→ **TEXTAUSSCHNITT**
+ + + +
In meinem ersten Film vor über 30 Jahren habe ich ein Experiment gemacht: Ich habe zwei Männer in einen Turm auf Kreta gesteckt. Der eine war 30, der andere war 50. Ich habe ihnen eine Frage mitgegeben: Warum bist du kein Mann? Als Herausforderung. Das ist also ein Thema, das mich immer wieder beschäftigt hat. Was ist ein Mann? Weshalb fühle ich mich nicht männlich genug? Was ist das für ein imaginäres Bild von einem starken, erfolgreichen, fehlerfreien Mann, das wir übernommen haben von unseren Vätern? Inzwischen wird das zurecht attackiert. Was dabei aber zu wenig geschieht, ist die Suche nach Alternativen, nach positiven Männerbildern. In meiner Jugend war der Wunsch nach dem Softie allgegenwärtig, der einfühlsam und ganz weich sein durfte. Und doch haben die Frauen in meinem Umfeld sich häufig für den Macho entschieden…

Letzte Frage: Was sind Ihre nächsten Projekte?
+ + + +
→ **OFFENE AUFGABEN**
- 1) Welche Adjektive beschreiben im Textausschnitt über Männerbilder das imaginäre Bild eines Mannes, das von den Vätern übernommen wurde? Nenne alle.
- 2) Schreibe den Textausschnitt über Männerbilder im Anschluss an seinen letzten Satz weiter.
Die Zeilen stehen für sich und gehören nicht zum Textausschnitt.

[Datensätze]
+ + + +
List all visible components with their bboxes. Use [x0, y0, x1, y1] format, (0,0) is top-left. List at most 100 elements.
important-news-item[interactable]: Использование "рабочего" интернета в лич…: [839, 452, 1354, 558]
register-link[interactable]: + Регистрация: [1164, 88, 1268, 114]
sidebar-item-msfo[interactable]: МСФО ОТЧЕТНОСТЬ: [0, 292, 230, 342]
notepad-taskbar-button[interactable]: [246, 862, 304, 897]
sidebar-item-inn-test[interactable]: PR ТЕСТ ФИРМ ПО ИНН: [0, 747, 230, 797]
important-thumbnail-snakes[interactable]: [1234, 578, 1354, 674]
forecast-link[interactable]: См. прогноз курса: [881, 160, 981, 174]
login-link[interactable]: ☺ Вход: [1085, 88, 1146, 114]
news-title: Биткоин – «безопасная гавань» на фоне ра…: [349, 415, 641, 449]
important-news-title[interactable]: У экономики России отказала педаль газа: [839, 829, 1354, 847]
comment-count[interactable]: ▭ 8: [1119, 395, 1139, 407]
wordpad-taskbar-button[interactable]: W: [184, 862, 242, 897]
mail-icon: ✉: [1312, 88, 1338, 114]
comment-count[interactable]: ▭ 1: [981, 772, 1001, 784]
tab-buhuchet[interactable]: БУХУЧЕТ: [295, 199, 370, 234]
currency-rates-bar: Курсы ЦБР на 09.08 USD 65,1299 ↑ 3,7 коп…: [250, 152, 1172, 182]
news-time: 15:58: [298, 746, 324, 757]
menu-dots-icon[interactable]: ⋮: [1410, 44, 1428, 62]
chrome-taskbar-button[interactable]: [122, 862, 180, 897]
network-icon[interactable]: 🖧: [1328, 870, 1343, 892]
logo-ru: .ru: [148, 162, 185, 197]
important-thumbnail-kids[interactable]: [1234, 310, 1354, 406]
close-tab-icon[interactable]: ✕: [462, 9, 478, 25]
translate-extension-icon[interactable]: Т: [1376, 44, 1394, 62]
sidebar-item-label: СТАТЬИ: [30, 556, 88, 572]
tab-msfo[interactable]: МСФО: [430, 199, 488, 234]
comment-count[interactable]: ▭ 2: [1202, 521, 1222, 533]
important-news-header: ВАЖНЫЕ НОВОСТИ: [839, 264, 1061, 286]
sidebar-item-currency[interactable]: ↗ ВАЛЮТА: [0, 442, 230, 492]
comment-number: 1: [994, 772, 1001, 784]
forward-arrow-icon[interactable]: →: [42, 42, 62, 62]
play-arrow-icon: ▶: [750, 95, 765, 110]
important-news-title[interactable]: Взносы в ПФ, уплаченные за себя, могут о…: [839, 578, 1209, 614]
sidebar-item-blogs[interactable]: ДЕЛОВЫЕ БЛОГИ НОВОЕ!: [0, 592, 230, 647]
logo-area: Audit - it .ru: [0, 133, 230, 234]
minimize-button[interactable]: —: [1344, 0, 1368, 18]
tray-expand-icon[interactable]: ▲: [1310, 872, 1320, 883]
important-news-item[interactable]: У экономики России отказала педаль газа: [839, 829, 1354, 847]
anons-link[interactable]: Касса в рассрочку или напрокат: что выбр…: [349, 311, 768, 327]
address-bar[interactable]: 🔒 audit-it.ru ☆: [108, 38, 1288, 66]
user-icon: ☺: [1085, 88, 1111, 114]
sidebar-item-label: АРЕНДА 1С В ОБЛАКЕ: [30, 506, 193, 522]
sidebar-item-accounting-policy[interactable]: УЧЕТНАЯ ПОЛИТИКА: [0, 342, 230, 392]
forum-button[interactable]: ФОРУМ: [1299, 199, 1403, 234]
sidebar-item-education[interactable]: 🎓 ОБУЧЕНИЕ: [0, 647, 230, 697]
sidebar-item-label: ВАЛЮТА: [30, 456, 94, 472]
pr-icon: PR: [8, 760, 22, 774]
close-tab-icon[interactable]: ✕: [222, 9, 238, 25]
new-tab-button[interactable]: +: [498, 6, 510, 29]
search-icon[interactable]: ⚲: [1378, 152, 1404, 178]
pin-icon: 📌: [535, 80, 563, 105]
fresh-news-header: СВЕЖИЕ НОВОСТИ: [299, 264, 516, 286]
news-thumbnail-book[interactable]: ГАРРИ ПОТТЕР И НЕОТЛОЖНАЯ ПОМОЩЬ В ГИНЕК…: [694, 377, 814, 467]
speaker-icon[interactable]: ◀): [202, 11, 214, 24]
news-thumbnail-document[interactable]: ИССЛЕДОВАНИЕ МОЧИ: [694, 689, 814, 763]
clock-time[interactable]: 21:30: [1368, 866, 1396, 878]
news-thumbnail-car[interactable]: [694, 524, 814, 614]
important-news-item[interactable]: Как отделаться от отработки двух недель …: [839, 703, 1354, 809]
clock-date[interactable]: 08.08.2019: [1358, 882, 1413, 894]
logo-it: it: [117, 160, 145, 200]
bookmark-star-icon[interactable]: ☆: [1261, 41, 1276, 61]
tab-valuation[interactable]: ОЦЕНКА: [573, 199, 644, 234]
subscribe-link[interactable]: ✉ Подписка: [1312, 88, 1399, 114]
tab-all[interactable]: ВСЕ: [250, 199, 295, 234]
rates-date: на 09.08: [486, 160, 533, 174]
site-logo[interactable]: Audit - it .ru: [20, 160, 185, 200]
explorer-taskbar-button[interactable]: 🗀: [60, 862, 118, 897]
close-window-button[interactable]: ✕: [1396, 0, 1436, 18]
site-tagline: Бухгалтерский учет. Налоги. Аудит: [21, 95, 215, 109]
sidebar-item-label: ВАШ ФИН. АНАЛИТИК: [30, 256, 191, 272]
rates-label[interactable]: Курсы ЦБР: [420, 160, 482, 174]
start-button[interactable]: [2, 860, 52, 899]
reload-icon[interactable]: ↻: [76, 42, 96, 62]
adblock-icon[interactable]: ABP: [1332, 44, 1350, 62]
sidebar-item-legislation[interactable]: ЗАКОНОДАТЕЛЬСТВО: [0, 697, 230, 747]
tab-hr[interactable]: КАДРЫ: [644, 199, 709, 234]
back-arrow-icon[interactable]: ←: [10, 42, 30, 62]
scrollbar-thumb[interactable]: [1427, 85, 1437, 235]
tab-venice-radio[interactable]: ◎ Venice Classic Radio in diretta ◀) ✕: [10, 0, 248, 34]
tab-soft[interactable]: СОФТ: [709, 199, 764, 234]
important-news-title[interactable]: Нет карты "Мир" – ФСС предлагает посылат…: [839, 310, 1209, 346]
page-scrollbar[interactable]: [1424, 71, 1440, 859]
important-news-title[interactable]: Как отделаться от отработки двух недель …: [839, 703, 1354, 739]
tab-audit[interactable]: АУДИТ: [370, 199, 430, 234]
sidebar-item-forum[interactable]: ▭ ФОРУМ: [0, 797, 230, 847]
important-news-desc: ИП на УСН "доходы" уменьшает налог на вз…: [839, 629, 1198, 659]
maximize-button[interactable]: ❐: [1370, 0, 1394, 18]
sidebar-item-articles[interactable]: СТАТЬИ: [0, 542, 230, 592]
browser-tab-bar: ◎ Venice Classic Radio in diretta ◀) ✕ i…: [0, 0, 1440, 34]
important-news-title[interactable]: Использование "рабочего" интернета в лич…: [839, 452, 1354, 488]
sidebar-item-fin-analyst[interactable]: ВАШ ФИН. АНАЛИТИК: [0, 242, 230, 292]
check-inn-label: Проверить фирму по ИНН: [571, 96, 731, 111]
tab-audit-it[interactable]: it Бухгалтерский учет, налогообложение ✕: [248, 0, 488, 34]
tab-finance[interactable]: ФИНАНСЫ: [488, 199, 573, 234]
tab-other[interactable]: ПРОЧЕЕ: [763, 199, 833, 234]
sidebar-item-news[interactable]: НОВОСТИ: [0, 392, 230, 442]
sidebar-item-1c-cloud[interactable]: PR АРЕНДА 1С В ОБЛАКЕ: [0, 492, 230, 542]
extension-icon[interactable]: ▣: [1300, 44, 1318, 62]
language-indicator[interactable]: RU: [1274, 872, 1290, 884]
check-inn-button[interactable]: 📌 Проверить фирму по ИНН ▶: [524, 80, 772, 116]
+ + + +
→ **LÖSUNGEN**
- 1) starken, erfolgreichen, fehlerfreien

- 2)
Ich bin an zwei Spielfilmprojekten dran. Das eine ist das letzte Lebensjahr von Johann Sebastian Bach, weil mich seine Musik zeitlebens tief berührt hat. Ich komme aus einer Familie, in der sehr, sehr viel Musik gemacht wurde und habe auch fünf Jahre einen Chor dirigiert. Deswegen war für mich lange auch eine Frage, ob ich auf dieses Gleis einschwenke. Und dann habe ich noch einen aktuellen Stoff, der in Zürich und im Jetzt spielt. Der Arbeitstitel ist Die Tochter des Polizisten.

Vielen Dank für das Interview!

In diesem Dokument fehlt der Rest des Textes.